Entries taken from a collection
------------------------------------------------------------

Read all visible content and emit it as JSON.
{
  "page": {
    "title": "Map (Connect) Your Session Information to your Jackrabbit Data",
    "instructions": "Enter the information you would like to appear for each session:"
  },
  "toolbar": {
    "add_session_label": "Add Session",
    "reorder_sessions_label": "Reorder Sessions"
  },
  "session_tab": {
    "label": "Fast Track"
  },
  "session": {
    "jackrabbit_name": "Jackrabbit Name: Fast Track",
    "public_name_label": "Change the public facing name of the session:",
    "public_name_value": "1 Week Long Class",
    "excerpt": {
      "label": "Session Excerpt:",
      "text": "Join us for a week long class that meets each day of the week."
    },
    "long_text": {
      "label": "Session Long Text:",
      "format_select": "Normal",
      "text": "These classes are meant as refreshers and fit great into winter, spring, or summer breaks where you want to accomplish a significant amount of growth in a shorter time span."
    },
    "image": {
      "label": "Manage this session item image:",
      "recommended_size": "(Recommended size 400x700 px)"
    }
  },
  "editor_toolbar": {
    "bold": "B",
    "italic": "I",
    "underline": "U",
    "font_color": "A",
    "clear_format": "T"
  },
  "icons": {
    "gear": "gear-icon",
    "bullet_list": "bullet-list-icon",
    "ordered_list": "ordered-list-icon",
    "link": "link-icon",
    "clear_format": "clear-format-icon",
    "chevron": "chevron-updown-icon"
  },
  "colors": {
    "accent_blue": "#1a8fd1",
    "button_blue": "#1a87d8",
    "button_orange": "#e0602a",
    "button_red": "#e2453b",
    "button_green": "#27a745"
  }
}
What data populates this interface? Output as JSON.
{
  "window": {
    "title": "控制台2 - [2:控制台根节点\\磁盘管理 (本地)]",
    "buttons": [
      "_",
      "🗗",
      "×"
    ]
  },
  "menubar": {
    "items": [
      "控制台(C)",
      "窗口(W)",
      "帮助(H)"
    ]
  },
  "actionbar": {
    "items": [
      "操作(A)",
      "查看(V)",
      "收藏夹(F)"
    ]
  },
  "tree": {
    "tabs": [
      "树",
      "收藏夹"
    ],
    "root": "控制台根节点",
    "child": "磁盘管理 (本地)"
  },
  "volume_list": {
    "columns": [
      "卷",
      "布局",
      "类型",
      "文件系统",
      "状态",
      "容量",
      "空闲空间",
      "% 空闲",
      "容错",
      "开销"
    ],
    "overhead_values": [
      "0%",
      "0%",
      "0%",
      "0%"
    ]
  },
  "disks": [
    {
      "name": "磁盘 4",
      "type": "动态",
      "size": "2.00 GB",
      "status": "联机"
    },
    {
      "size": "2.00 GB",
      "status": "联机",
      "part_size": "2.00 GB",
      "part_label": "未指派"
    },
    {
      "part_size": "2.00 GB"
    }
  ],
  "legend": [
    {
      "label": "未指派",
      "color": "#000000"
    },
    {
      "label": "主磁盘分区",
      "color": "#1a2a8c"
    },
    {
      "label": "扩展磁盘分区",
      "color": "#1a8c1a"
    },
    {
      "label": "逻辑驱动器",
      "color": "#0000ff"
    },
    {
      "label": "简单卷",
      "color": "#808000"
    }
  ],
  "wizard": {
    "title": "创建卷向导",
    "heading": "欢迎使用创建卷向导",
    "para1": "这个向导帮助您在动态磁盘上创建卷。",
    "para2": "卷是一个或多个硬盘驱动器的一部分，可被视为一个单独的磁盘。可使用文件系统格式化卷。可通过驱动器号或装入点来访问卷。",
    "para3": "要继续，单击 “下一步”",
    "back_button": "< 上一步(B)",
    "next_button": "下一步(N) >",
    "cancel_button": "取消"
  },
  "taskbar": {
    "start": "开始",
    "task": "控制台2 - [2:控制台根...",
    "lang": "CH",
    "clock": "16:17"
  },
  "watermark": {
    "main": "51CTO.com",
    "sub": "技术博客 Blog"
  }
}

------------------------------------------------------------

● **Given problem**
Isolate the lines that hold the word "this" and copy all of them.

● **The solution**
      "label": "Manage this session item image:",
What data populates this interface? Output as JSON.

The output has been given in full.